AIM:
Copy out each line that has "금요일에" in it.

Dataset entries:
%%

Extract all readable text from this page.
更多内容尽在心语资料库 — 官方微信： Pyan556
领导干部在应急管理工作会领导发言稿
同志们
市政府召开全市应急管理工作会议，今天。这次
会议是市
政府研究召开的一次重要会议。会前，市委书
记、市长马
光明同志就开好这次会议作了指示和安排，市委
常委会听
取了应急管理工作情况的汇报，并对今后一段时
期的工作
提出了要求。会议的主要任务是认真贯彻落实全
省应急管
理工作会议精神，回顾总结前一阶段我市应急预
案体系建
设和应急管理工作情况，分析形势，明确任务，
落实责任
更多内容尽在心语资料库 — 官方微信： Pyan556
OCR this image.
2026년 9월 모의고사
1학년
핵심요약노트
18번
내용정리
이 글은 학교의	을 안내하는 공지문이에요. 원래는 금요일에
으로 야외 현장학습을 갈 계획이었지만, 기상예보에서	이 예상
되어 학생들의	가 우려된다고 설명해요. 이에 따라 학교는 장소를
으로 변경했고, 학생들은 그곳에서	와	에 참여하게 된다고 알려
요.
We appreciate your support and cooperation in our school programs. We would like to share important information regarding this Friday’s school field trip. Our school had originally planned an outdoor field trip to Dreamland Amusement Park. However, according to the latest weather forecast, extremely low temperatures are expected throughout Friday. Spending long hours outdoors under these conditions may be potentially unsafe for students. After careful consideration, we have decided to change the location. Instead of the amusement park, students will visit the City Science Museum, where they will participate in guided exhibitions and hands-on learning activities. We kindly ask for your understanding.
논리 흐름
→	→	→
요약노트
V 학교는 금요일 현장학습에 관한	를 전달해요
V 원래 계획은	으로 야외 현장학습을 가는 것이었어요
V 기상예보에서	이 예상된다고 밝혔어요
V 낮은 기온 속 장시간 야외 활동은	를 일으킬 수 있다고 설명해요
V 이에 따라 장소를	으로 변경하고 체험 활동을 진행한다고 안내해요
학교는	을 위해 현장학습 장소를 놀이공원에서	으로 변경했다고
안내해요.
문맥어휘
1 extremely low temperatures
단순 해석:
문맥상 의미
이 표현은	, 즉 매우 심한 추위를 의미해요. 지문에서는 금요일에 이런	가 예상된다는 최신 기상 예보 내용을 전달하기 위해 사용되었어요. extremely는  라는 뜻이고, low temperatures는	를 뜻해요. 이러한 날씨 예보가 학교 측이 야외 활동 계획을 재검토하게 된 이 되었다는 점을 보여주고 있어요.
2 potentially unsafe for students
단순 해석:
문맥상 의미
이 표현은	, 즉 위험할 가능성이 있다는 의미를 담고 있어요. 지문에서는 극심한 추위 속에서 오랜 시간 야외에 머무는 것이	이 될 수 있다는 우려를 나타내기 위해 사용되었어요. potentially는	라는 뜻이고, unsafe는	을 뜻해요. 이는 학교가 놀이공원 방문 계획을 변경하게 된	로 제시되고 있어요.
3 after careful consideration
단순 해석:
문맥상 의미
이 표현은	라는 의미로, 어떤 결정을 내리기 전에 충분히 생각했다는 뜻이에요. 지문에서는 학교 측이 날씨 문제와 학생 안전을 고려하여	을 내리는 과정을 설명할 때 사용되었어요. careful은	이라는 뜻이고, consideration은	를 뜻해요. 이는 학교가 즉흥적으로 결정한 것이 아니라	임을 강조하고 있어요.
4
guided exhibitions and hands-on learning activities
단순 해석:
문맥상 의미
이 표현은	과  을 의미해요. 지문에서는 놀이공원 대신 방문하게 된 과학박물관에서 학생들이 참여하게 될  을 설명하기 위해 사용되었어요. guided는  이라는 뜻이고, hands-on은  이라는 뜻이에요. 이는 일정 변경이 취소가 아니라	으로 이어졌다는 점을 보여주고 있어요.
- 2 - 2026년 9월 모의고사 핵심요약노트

%%

TASK OUTPUT:
이 글은 학교의	을 안내하는 공지문이에요. 원래는 금요일에
이 표현은	, 즉 매우 심한 추위를 의미해요. 지문에서는 금요일에 이런	가 예상된다는 최신 기상 예보 내용을 전달하기 위해 사용되었어요. extremely는  라는 뜻이고, low temperatures는	를 뜻해요. 이러한 날씨 예보가 학교 측이 야외 활동 계획을 재검토하게 된 이 되었다는 점을 보여주고 있어요.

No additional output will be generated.